• TASK TO CARRY OUT:
Restate the records in their entirety, word for word.
◆ ◆ ◆ ◆ ◆ ◆ ◆
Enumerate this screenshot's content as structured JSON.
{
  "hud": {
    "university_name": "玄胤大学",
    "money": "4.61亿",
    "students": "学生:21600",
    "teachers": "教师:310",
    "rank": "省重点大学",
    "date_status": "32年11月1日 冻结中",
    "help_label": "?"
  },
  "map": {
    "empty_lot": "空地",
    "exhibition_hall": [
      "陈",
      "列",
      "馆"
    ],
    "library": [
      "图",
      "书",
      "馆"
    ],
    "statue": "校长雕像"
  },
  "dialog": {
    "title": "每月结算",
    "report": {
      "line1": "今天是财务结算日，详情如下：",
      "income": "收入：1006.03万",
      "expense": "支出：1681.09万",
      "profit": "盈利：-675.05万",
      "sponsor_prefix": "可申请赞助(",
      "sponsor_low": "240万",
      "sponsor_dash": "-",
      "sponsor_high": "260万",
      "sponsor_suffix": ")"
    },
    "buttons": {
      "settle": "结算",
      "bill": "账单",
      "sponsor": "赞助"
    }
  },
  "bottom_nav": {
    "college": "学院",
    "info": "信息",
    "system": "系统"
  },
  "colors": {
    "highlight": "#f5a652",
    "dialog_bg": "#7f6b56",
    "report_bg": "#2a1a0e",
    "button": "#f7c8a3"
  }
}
◆ ◆ ◆ ◆ ◆ ◆ ◆
• RESPONSE FOR THIS EXERCISE:
Enumerate this screenshot's content as structured JSON.
{
  "hud": {
    "university_name": "玄胤大学",
    "money": "4.61亿",
    "students": "学生:21600",
    "teachers": "教师:310",
    "rank": "省重点大学",
    "date_status": "32年11月1日 冻结中",
    "help_label": "?"
  },
  "map": {
    "empty_lot": "空地",
    "exhibition_hall": [
      "陈",
      "列",
      "馆"
    ],
    "library": [
      "图",
      "书",
      "馆"
    ],
    "statue": "校长雕像"
  },
  "dialog": {
    "title": "每月结算",
    "report": {
      "line1": "今天是财务结算日，详情如下：",
      "income": "收入：1006.03万",
      "expense": "支出：1681.09万",
      "profit": "盈利：-675.05万",
      "sponsor_prefix": "可申请赞助(",
      "sponsor_low": "240万",
      "sponsor_dash": "-",
      "sponsor_high": "260万",
      "sponsor_suffix": ")"
    },
    "buttons": {
      "settle": "结算",
      "bill": "账单",
      "sponsor": "赞助"
    }
  },
  "bottom_nav": {
    "college": "学院",
    "info": "信息",
    "system": "系统"
  },
  "colors": {
    "highlight": "#f5a652",
    "dialog_bg": "#7f6b56",
    "report_bg": "#2a1a0e",
    "button": "#f7c8a3"
  }
}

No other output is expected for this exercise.